▸ WHAT IS REQUIRED:
All entries are to be quoted exactly; the images stay out of the copy.

▸ DATA EXTRACT:
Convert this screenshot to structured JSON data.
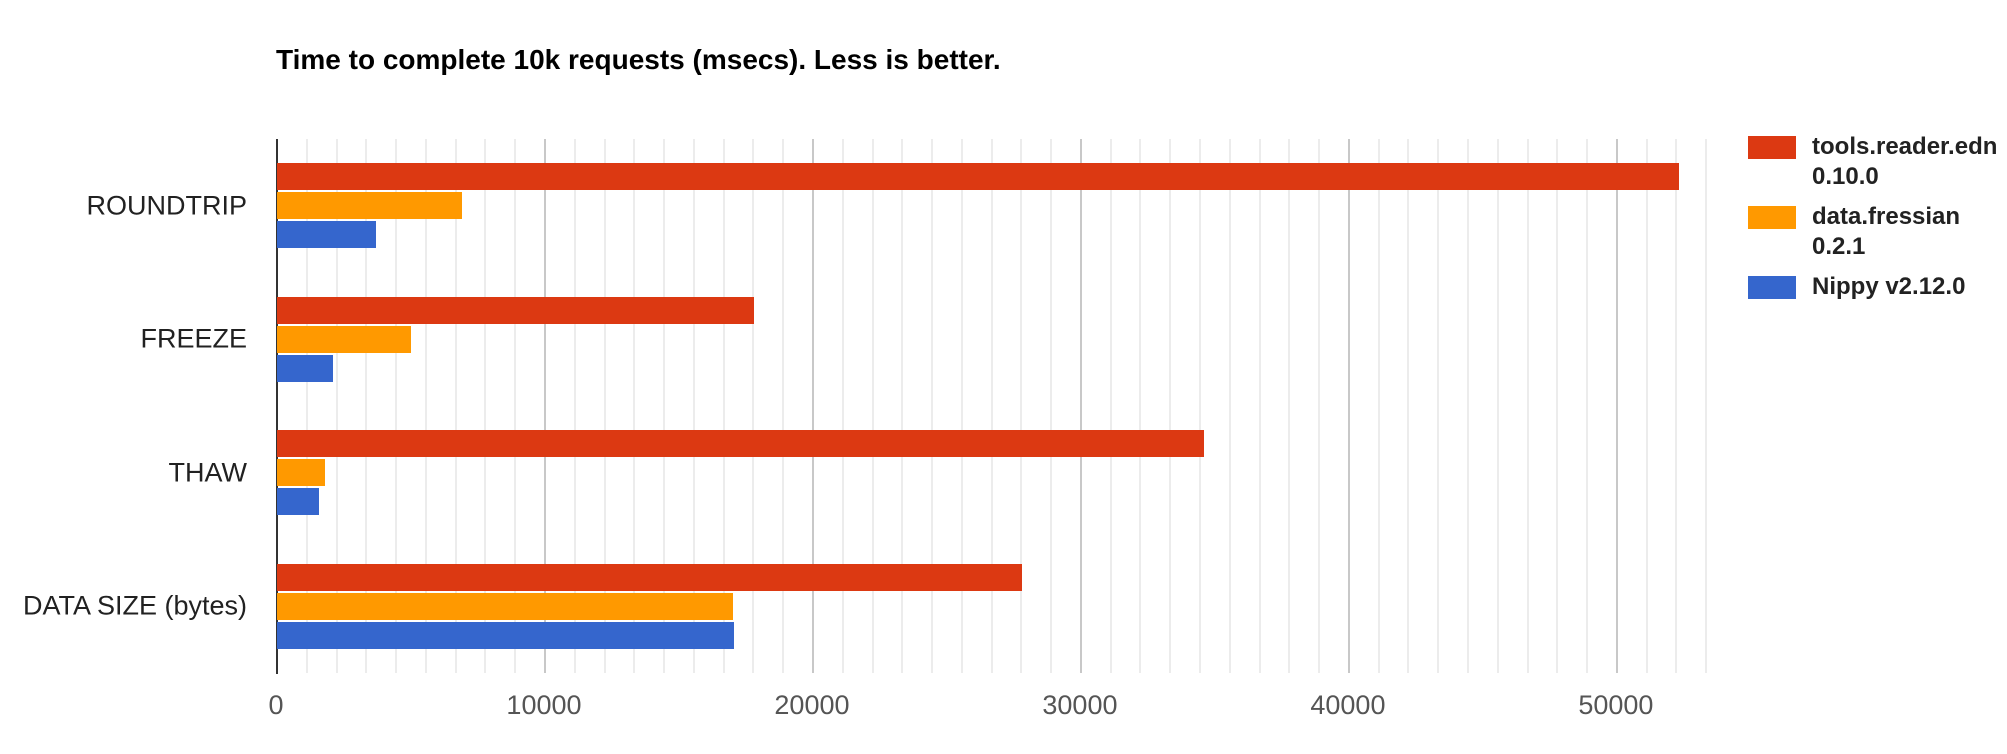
{
  "chart_data": {
    "type": "bar",
    "orientation": "horizontal",
    "title": "Time to complete 10k requests (msecs). Less is better.",
    "categories": [
      "ROUNDTRIP",
      "FREEZE",
      "THAW",
      "DATA SIZE (bytes)"
    ],
    "series": [
      {
        "name": "tools.reader.edn 0.10.0",
        "color": "#dc3912",
        "values": [
          52300,
          17800,
          34600,
          27800
        ]
      },
      {
        "name": "data.fressian 0.2.1",
        "color": "#ff9900",
        "values": [
          6900,
          5000,
          1800,
          17000
        ]
      },
      {
        "name": "Nippy v2.12.0",
        "color": "#3566cd",
        "values": [
          3700,
          2100,
          1550,
          17050
        ]
      }
    ],
    "x_axis": {
      "min": 0,
      "max": 54444,
      "minor_step": 1111.11,
      "ticks": [
        {
          "value": 0,
          "label": "0"
        },
        {
          "value": 10000,
          "label": "10000"
        },
        {
          "value": 20000,
          "label": "20000"
        },
        {
          "value": 30000,
          "label": "30000"
        },
        {
          "value": 40000,
          "label": "40000"
        },
        {
          "value": 50000,
          "label": "50000"
        }
      ]
    },
    "legend_position": "right",
    "grid": true,
    "colors": {
      "major_gridline": "#c8c8c8",
      "minor_gridline": "#ececec",
      "baseline": "#333333",
      "axis_label": "#555555",
      "category_label": "#212121",
      "legend_text": "#222222",
      "title": "#000000",
      "background": "#ffffff"
    }
  }
}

▸ SOLUTION BELOW:
Convert this screenshot to structured JSON data.
{
  "chart_data": {
    "type": "bar",
    "orientation": "horizontal",
    "title": "Time to complete 10k requests (msecs). Less is better.",
    "categories": [
      "ROUNDTRIP",
      "FREEZE",
      "THAW",
      "DATA SIZE (bytes)"
    ],
    "series": [
      {
        "name": "tools.reader.edn 0.10.0",
        "color": "#dc3912",
        "values": [
          52300,
          17800,
          34600,
          27800
        ]
      },
      {
        "name": "data.fressian 0.2.1",
        "color": "#ff9900",
        "values": [
          6900,
          5000,
          1800,
          17000
        ]
      },
      {
        "name": "Nippy v2.12.0",
        "color": "#3566cd",
        "values": [
          3700,
          2100,
          1550,
          17050
        ]
      }
    ],
    "x_axis": {
      "min": 0,
      "max": 54444,
      "minor_step": 1111.11,
      "ticks": [
        {
          "value": 0,
          "label": "0"
        },
        {
          "value": 10000,
          "label": "10000"
        },
        {
          "value": 20000,
          "label": "20000"
        },
        {
          "value": 30000,
          "label": "30000"
        },
        {
          "value": 40000,
          "label": "40000"
        },
        {
          "value": 50000,
          "label": "50000"
        }
      ]
    },
    "legend_position": "right",
    "grid": true,
    "colors": {
      "major_gridline": "#c8c8c8",
      "minor_gridline": "#ececec",
      "baseline": "#333333",
      "axis_label": "#555555",
      "category_label": "#212121",
      "legend_text": "#222222",
      "title": "#000000",
      "background": "#ffffff"
    }
  }
}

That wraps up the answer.